To be done.
Without the pictures, can you quote each line below exactly?

Working data.
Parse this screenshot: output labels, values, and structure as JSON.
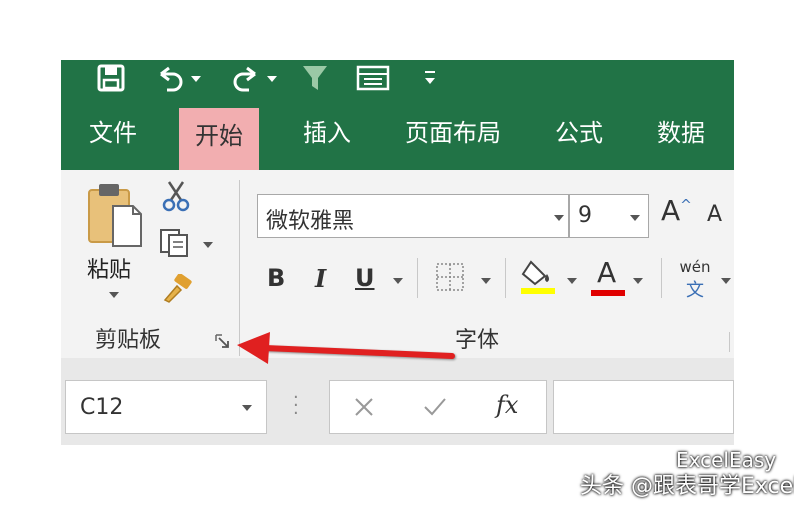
{
  "tabs": [
    {
      "label": "文件",
      "active": false
    },
    {
      "label": "开始",
      "active": true
    },
    {
      "label": "插入",
      "active": false
    },
    {
      "label": "页面布局",
      "active": false
    },
    {
      "label": "公式",
      "active": false
    },
    {
      "label": "数据",
      "active": false
    }
  ],
  "clipboard": {
    "paste_label": "粘贴",
    "group_label": "剪贴板"
  },
  "font": {
    "name": "微软雅黑",
    "size": "9",
    "group_label": "字体",
    "bold": "B",
    "italic": "I",
    "underline": "U",
    "grow": "A",
    "shrink": "A",
    "phonetic_top": "wén",
    "phonetic_bottom": "文",
    "font_color_glyph": "A"
  },
  "formula_bar": {
    "name_box": "C12",
    "fx": "fx"
  },
  "watermark": {
    "brand": "ExcelEasy",
    "text": "头条 @跟表哥学Excel"
  },
  "colors": {
    "ribbon_green": "#217346",
    "active_tab": "#f2aeb0",
    "fill_yellow": "#ffff00",
    "font_red": "#e00000",
    "arrow": "#e02020"
  },
  "icons": [
    "save-icon",
    "undo-icon",
    "redo-icon",
    "filter-icon",
    "form-icon",
    "qat-more-icon",
    "paste-icon",
    "cut-icon",
    "copy-icon",
    "format-painter-icon",
    "dialog-launcher-icon",
    "border-icon",
    "fill-color-icon",
    "cancel-icon",
    "enter-icon"
  ]
}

Task result.
Parse this screenshot: output labels, values, and structure as JSON.
{
  "tabs": [
    {
      "label": "文件",
      "active": false
    },
    {
      "label": "开始",
      "active": true
    },
    {
      "label": "插入",
      "active": false
    },
    {
      "label": "页面布局",
      "active": false
    },
    {
      "label": "公式",
      "active": false
    },
    {
      "label": "数据",
      "active": false
    }
  ],
  "clipboard": {
    "paste_label": "粘贴",
    "group_label": "剪贴板"
  },
  "font": {
    "name": "微软雅黑",
    "size": "9",
    "group_label": "字体",
    "bold": "B",
    "italic": "I",
    "underline": "U",
    "grow": "A",
    "shrink": "A",
    "phonetic_top": "wén",
    "phonetic_bottom": "文",
    "font_color_glyph": "A"
  },
  "formula_bar": {
    "name_box": "C12",
    "fx": "fx"
  },
  "watermark": {
    "brand": "ExcelEasy",
    "text": "头条 @跟表哥学Excel"
  },
  "colors": {
    "ribbon_green": "#217346",
    "active_tab": "#f2aeb0",
    "fill_yellow": "#ffff00",
    "font_red": "#e00000",
    "arrow": "#e02020"
  },
  "icons": [
    "save-icon",
    "undo-icon",
    "redo-icon",
    "filter-icon",
    "form-icon",
    "qat-more-icon",
    "paste-icon",
    "cut-icon",
    "copy-icon",
    "format-painter-icon",
    "dialog-launcher-icon",
    "border-icon",
    "fill-color-icon",
    "cancel-icon",
    "enter-icon"
  ]
}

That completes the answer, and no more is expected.